### Material for this exercise ###

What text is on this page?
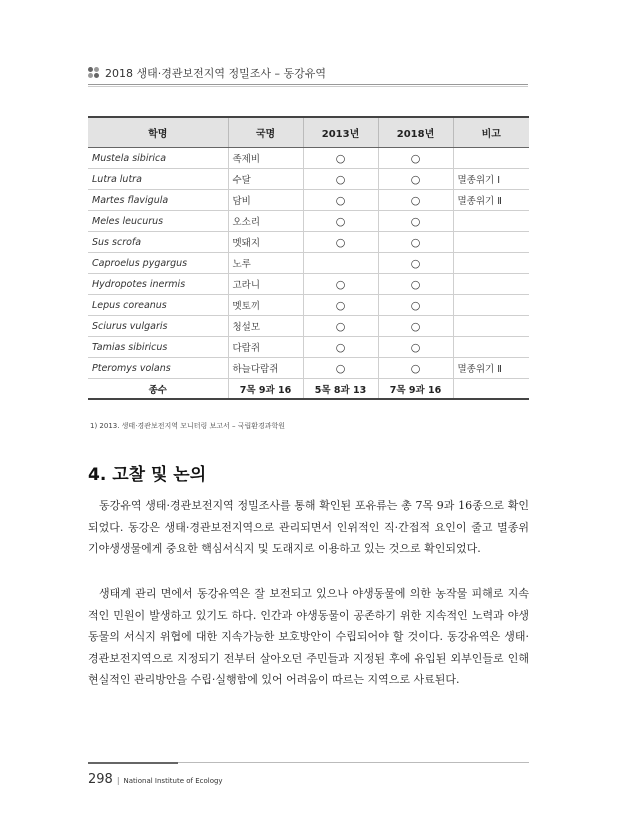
2018 생태·경관보전지역 정밀조사 – 동강유역
학명	국명	2013년	2018년	비고
Mustela sibirica	족제비	○	○	
Lutra lutra	수달	○	○	멸종위기 Ⅰ
Martes flavigula	담비	○	○	멸종위기 Ⅱ
Meles leucurus	오소리	○	○	
Sus scrofa	멧돼지	○	○	
Caproelus pygargus	노루		○	
Hydropotes inermis	고라니	○	○	
Lepus coreanus	멧토끼	○	○	
Sciurus vulgaris	청설모	○	○	
Tamias sibiricus	다람쥐	○	○	
Pteromys volans	하늘다람쥐	○	○	멸종위기 Ⅱ
종수	7목 9과 16	5목 8과 13	7목 9과 16	
1) 2013. 생태·경관보전지역 모니터링 보고서 – 국립환경과학원
4. 고찰 및 논의

동강유역 생태·경관보전지역 정밀조사를 통해 확인된 포유류는 총 7목 9과 16종으로 확인되었다. 동강은 생태·경관보전지역으로 관리되면서 인위적인 직·간접적 요인이 줄고 멸종위기야생생물에게 중요한 핵심서식지 및 도래지로 이용하고 있는 것으로 확인되었다.

생태계 관리 면에서 동강유역은 잘 보전되고 있으나 야생동물에 의한 농작물 피해로 지속적인 민원이 발생하고 있기도 하다. 인간과 야생동물이 공존하기 위한 지속적인 노력과 야생동물의 서식지 위협에 대한 지속가능한 보호방안이 수립되어야 할 것이다. 동강유역은 생태·경관보전지역으로 지정되기 전부터 살아오던 주민들과 지정된 후에 유입된 외부인들로 인해 현실적인 관리방안을 수립·실행함에 있어 어려움이 따르는 지역으로 사료된다.

298 | National Institute of Ecology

###

§ Task prompt:
Strip out the pictures and quote the remaining data word for word.

§ Completed task:
What text is on this page?
2018 생태·경관보전지역 정밀조사 – 동강유역
학명	국명	2013년	2018년	비고
Mustela sibirica	족제비	○	○	
Lutra lutra	수달	○	○	멸종위기 Ⅰ
Martes flavigula	담비	○	○	멸종위기 Ⅱ
Meles leucurus	오소리	○	○	
Sus scrofa	멧돼지	○	○	
Caproelus pygargus	노루		○	
Hydropotes inermis	고라니	○	○	
Lepus coreanus	멧토끼	○	○	
Sciurus vulgaris	청설모	○	○	
Tamias sibiricus	다람쥐	○	○	
Pteromys volans	하늘다람쥐	○	○	멸종위기 Ⅱ
종수	7목 9과 16	5목 8과 13	7목 9과 16	
1) 2013. 생태·경관보전지역 모니터링 보고서 – 국립환경과학원
4. 고찰 및 논의

동강유역 생태·경관보전지역 정밀조사를 통해 확인된 포유류는 총 7목 9과 16종으로 확인되었다. 동강은 생태·경관보전지역으로 관리되면서 인위적인 직·간접적 요인이 줄고 멸종위기야생생물에게 중요한 핵심서식지 및 도래지로 이용하고 있는 것으로 확인되었다.

생태계 관리 면에서 동강유역은 잘 보전되고 있으나 야생동물에 의한 농작물 피해로 지속적인 민원이 발생하고 있기도 하다. 인간과 야생동물이 공존하기 위한 지속적인 노력과 야생동물의 서식지 위협에 대한 지속가능한 보호방안이 수립되어야 할 것이다. 동강유역은 생태·경관보전지역으로 지정되기 전부터 살아오던 주민들과 지정된 후에 유입된 외부인들로 인해 현실적인 관리방안을 수립·실행함에 있어 어려움이 따르는 지역으로 사료된다.

298 | National Institute of Ecology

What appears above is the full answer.